**Stated goal:**
Look through the data and write out every line with the word "Analysis" in it.

**Material shown:**
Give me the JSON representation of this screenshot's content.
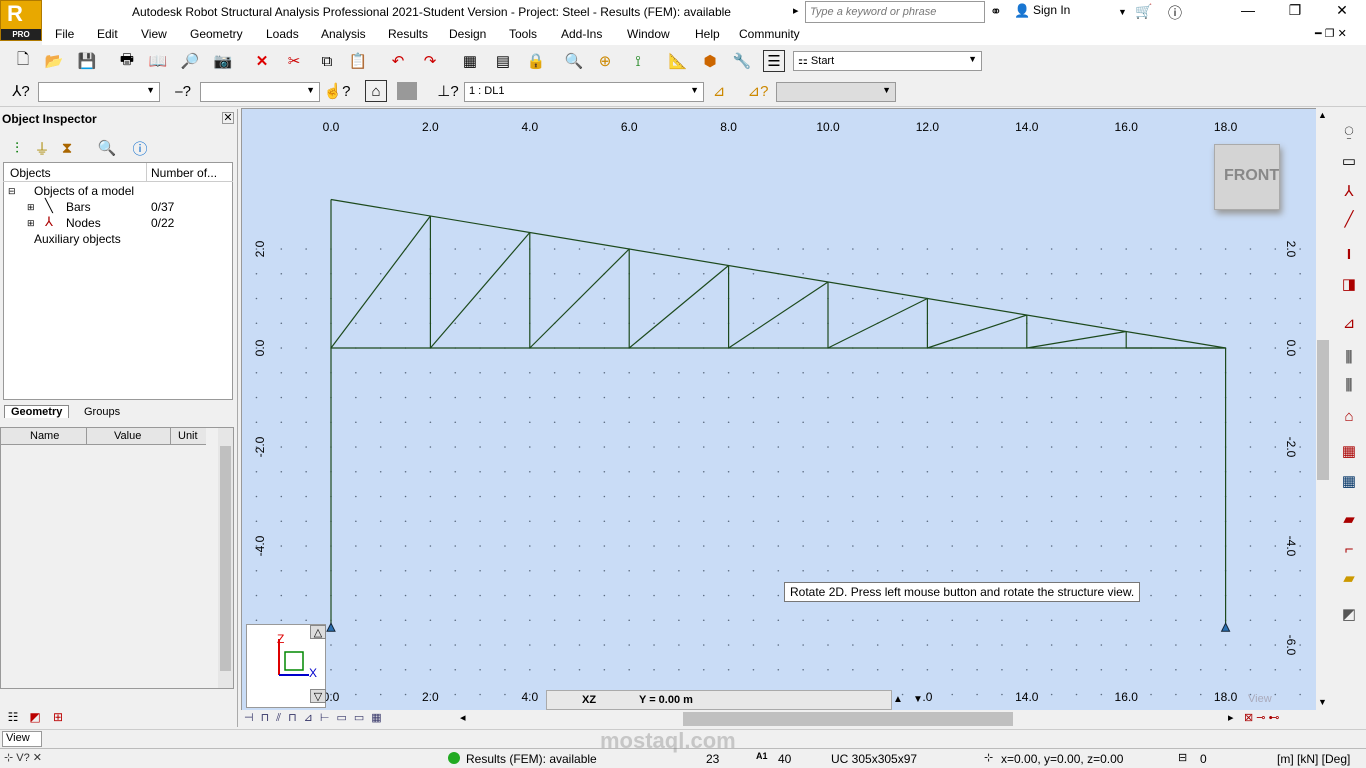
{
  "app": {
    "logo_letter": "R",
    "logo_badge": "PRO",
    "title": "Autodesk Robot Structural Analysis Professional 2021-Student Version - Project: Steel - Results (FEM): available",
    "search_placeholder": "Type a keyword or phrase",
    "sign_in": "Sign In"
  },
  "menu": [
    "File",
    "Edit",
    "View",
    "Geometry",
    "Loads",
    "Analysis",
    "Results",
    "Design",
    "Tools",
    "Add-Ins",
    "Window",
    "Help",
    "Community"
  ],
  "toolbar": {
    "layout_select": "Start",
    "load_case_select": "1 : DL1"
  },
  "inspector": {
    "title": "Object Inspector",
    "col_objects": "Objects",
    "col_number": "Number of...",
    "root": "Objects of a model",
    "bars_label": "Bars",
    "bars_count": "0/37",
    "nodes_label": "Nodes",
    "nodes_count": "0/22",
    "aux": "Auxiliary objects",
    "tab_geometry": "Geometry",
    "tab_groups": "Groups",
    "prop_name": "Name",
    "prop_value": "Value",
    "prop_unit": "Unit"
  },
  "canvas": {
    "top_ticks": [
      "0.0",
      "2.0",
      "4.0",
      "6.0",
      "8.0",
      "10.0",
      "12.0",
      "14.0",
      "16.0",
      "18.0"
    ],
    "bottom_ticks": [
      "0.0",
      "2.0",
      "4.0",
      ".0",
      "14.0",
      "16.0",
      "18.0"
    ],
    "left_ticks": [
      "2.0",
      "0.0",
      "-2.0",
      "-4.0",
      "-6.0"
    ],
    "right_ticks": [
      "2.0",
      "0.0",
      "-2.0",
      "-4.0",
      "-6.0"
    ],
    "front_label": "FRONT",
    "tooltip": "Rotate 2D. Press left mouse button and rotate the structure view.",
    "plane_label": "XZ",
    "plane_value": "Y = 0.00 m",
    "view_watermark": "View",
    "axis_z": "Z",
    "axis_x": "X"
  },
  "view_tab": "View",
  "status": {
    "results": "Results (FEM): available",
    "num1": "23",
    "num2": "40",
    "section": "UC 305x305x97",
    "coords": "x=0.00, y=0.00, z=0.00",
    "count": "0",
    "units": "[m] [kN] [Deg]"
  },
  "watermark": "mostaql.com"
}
...
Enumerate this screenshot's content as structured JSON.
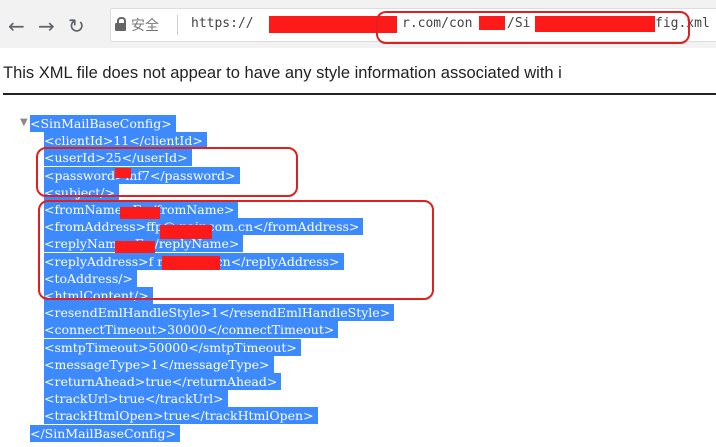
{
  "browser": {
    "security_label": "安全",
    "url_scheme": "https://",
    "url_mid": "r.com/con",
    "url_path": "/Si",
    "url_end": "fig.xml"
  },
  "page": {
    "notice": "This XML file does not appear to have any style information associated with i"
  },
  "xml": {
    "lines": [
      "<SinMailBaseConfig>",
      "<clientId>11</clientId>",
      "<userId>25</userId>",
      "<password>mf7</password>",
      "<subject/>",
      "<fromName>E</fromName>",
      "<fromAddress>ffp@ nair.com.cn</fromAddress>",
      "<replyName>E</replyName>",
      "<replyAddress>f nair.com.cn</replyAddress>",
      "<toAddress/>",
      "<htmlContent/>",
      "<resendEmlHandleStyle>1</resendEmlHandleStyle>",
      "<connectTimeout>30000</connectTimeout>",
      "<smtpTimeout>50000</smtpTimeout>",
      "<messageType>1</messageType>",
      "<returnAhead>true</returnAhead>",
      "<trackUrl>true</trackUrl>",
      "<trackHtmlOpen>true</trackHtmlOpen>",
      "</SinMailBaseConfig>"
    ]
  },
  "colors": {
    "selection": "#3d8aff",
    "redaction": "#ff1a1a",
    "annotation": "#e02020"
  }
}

**Written solution:**
    "title": "Autodesk Robot Structural Analysis Professional 2021-Student Version - Project: Steel - Results (FEM): available",
    "Analysis",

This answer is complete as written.